What you need to do: Gather each line of the entries below that includes "increasing".

Information provided:

********

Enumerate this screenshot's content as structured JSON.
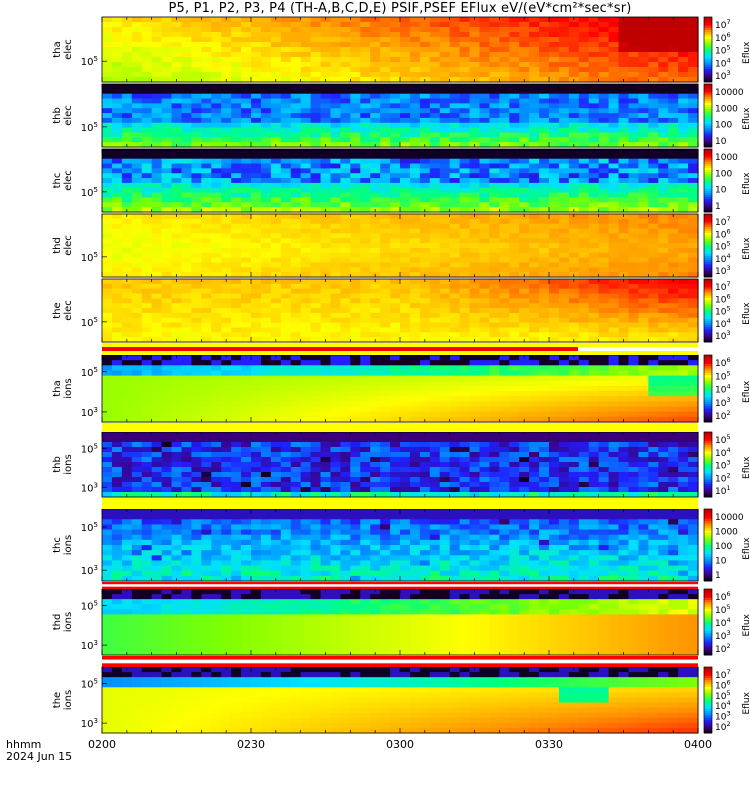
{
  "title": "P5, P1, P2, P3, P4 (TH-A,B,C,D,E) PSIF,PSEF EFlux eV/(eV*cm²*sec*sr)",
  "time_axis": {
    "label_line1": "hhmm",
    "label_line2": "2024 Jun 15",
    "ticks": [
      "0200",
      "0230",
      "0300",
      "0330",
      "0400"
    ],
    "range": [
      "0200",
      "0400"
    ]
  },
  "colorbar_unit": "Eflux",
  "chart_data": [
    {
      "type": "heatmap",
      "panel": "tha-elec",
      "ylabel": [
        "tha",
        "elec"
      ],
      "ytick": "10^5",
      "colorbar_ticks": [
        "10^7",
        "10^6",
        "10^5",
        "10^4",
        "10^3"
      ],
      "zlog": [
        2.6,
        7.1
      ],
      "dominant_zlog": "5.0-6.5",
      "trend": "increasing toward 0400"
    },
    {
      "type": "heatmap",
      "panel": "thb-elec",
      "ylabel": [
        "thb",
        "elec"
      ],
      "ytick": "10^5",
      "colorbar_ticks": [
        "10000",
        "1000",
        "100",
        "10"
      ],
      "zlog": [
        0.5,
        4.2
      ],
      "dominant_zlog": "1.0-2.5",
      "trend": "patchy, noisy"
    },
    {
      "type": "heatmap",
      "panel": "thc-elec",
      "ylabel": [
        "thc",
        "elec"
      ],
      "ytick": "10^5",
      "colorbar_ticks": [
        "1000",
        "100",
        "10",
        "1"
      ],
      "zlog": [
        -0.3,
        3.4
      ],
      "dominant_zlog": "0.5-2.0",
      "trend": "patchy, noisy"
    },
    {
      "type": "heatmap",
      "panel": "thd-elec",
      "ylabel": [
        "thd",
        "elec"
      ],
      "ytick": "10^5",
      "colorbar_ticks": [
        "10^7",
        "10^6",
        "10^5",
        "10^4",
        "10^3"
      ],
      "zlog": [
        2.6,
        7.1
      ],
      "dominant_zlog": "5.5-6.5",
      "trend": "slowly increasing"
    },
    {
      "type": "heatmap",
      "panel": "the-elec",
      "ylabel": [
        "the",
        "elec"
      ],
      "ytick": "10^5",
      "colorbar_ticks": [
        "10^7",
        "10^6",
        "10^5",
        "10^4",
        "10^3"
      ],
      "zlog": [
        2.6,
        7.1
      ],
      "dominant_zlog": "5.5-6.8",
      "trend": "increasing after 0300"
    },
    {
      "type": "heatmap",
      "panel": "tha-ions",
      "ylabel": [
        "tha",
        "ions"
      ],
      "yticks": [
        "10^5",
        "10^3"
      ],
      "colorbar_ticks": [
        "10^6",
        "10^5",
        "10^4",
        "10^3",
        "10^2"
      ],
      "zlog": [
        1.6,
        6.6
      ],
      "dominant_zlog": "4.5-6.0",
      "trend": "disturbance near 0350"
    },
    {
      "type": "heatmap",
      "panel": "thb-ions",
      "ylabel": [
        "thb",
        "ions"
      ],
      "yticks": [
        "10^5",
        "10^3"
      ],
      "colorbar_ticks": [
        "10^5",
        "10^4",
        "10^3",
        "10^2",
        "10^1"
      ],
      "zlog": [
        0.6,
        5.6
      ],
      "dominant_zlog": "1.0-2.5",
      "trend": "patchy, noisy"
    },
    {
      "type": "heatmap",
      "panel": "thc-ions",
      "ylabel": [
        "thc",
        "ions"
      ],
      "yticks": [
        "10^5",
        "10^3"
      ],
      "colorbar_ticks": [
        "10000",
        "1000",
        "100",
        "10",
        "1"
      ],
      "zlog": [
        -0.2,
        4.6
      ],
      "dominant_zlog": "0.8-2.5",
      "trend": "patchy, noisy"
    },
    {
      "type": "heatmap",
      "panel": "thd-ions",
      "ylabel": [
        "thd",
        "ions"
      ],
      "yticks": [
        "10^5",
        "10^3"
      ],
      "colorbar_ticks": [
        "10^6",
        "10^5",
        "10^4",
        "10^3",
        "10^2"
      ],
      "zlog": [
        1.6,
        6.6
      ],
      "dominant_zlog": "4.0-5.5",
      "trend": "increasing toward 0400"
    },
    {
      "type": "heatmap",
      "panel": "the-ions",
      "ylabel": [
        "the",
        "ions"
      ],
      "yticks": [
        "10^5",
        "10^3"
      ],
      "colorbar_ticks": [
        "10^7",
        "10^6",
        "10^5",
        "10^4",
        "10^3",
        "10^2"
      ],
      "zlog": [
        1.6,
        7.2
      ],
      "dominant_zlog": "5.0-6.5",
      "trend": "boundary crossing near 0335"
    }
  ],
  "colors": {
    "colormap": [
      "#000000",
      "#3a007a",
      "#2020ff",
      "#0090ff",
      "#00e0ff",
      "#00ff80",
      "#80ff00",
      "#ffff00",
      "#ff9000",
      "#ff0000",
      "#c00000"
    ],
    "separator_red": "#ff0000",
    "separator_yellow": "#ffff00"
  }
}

********

Answer to this exercise:
      "trend": "increasing toward 0400"
      "trend": "slowly increasing"
      "trend": "increasing after 0300"
      "trend": "increasing toward 0400"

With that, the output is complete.